<<<<
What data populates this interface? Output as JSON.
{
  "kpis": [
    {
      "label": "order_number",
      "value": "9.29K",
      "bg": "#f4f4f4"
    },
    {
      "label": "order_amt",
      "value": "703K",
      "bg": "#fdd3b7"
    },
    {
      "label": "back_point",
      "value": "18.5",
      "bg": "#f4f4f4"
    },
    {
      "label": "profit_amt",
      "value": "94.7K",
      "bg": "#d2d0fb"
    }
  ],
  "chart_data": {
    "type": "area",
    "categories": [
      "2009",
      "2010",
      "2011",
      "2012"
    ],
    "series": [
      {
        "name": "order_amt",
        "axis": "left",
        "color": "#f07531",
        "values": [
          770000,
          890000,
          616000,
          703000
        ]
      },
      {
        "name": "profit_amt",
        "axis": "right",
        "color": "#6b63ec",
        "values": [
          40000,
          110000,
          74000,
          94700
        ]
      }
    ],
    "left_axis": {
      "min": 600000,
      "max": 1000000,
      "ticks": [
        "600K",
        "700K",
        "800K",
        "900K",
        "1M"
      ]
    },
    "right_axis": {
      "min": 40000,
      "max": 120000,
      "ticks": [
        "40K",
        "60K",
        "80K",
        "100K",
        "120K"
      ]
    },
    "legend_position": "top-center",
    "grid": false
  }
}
>>>>
Copy down every line of the material above that includes the string "label".

TASK RESPONSE —
      "label": "order_number",
      "label": "order_amt",
      "label": "back_point",
      "label": "profit_amt",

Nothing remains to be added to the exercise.